- _Set exercise_
Copy the data below exactly, omitting any picture it contains.

┌──

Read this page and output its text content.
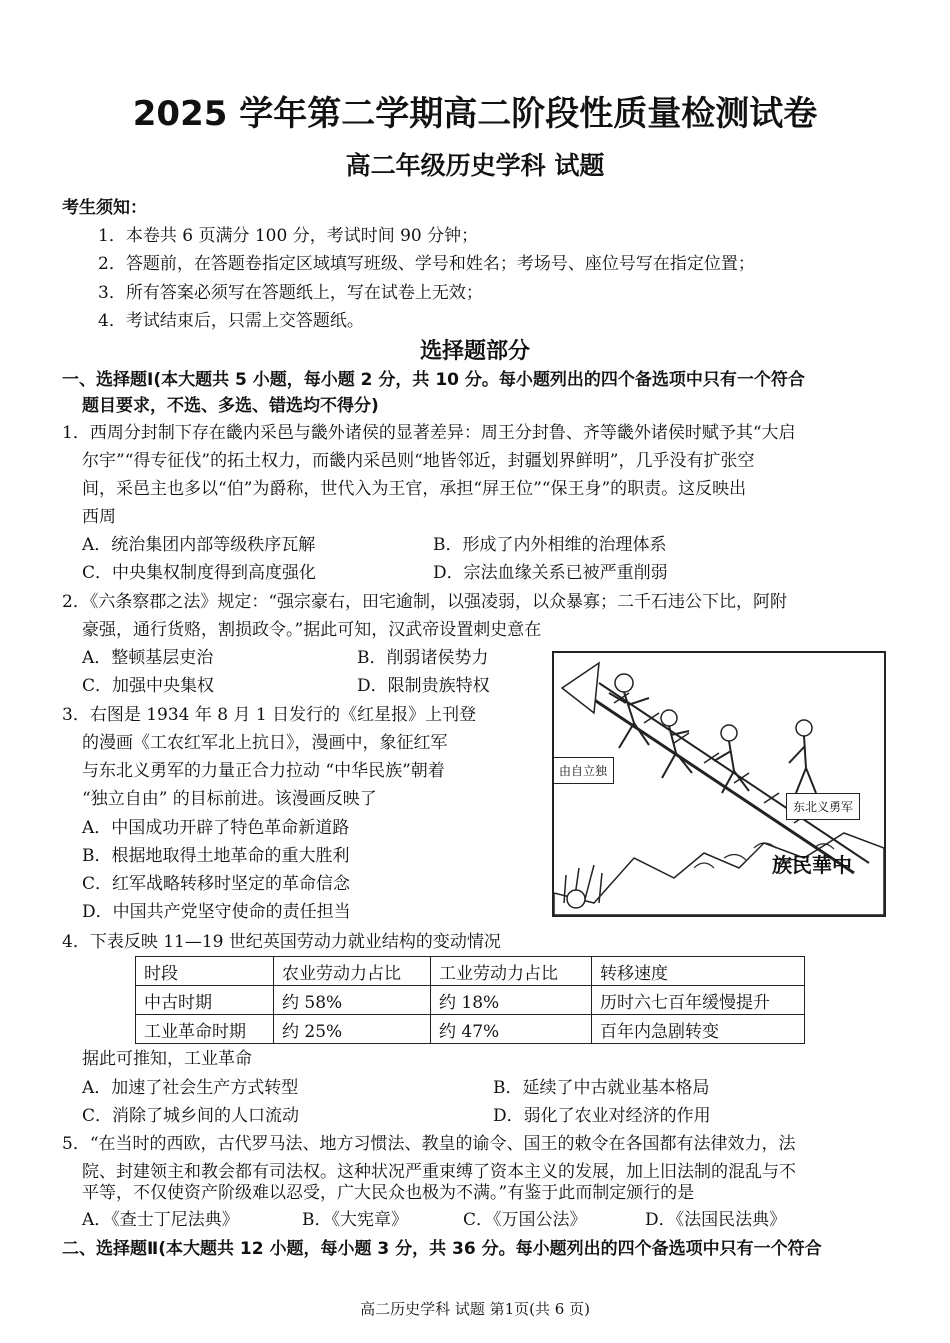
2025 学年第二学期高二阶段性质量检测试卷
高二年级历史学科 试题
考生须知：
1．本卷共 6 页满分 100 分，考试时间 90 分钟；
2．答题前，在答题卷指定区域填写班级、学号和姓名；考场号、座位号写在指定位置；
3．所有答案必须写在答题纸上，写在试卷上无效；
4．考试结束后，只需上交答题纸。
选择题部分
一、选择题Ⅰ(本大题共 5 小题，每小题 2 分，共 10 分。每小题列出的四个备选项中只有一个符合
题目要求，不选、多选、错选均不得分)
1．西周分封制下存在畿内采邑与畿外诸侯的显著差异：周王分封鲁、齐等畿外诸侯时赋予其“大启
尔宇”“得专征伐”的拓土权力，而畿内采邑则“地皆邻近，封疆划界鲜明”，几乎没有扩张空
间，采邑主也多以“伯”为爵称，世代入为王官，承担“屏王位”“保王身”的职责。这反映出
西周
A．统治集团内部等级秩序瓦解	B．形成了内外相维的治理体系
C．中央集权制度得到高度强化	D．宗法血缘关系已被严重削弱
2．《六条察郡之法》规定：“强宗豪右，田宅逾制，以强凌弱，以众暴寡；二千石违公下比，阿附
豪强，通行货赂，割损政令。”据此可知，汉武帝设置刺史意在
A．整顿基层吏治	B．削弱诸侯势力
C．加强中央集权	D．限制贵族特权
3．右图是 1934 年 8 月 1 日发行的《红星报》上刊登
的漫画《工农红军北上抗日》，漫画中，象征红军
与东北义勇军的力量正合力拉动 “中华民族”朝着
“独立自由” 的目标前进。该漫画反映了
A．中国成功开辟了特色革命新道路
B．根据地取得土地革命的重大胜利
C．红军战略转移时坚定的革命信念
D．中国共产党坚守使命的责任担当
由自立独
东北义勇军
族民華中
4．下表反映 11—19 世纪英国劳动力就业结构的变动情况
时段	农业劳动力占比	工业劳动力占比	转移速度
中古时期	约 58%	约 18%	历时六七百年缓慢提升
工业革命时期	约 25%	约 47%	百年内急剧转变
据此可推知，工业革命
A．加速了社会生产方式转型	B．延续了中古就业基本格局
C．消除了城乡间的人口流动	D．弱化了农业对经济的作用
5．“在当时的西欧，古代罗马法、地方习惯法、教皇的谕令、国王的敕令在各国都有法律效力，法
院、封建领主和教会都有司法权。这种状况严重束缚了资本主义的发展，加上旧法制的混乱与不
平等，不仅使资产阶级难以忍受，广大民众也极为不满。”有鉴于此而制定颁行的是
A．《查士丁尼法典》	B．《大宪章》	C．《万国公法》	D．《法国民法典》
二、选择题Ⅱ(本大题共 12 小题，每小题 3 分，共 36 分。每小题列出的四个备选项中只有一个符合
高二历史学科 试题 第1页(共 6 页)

└──

- _Final result_
Read this page and output its text content.
2025 学年第二学期高二阶段性质量检测试卷
高二年级历史学科 试题
考生须知：
1．本卷共 6 页满分 100 分，考试时间 90 分钟；
2．答题前，在答题卷指定区域填写班级、学号和姓名；考场号、座位号写在指定位置；
3．所有答案必须写在答题纸上，写在试卷上无效；
4．考试结束后，只需上交答题纸。
选择题部分
一、选择题Ⅰ(本大题共 5 小题，每小题 2 分，共 10 分。每小题列出的四个备选项中只有一个符合
题目要求，不选、多选、错选均不得分)
1．西周分封制下存在畿内采邑与畿外诸侯的显著差异：周王分封鲁、齐等畿外诸侯时赋予其“大启
尔宇”“得专征伐”的拓土权力，而畿内采邑则“地皆邻近，封疆划界鲜明”，几乎没有扩张空
间，采邑主也多以“伯”为爵称，世代入为王官，承担“屏王位”“保王身”的职责。这反映出
西周
A．统治集团内部等级秩序瓦解	B．形成了内外相维的治理体系
C．中央集权制度得到高度强化	D．宗法血缘关系已被严重削弱
2．《六条察郡之法》规定：“强宗豪右，田宅逾制，以强凌弱，以众暴寡；二千石违公下比，阿附
豪强，通行货赂，割损政令。”据此可知，汉武帝设置刺史意在
A．整顿基层吏治	B．削弱诸侯势力
C．加强中央集权	D．限制贵族特权
3．右图是 1934 年 8 月 1 日发行的《红星报》上刊登
的漫画《工农红军北上抗日》，漫画中，象征红军
与东北义勇军的力量正合力拉动 “中华民族”朝着
“独立自由” 的目标前进。该漫画反映了
A．中国成功开辟了特色革命新道路
B．根据地取得土地革命的重大胜利
C．红军战略转移时坚定的革命信念
D．中国共产党坚守使命的责任担当
由自立独
东北义勇军
族民華中
4．下表反映 11—19 世纪英国劳动力就业结构的变动情况
时段	农业劳动力占比	工业劳动力占比	转移速度
中古时期	约 58%	约 18%	历时六七百年缓慢提升
工业革命时期	约 25%	约 47%	百年内急剧转变
据此可推知，工业革命
A．加速了社会生产方式转型	B．延续了中古就业基本格局
C．消除了城乡间的人口流动	D．弱化了农业对经济的作用
5．“在当时的西欧，古代罗马法、地方习惯法、教皇的谕令、国王的敕令在各国都有法律效力，法
院、封建领主和教会都有司法权。这种状况严重束缚了资本主义的发展，加上旧法制的混乱与不
平等，不仅使资产阶级难以忍受，广大民众也极为不满。”有鉴于此而制定颁行的是
A．《查士丁尼法典》	B．《大宪章》	C．《万国公法》	D．《法国民法典》
二、选择题Ⅱ(本大题共 12 小题，每小题 3 分，共 36 分。每小题列出的四个备选项中只有一个符合
高二历史学科 试题 第1页(共 6 页)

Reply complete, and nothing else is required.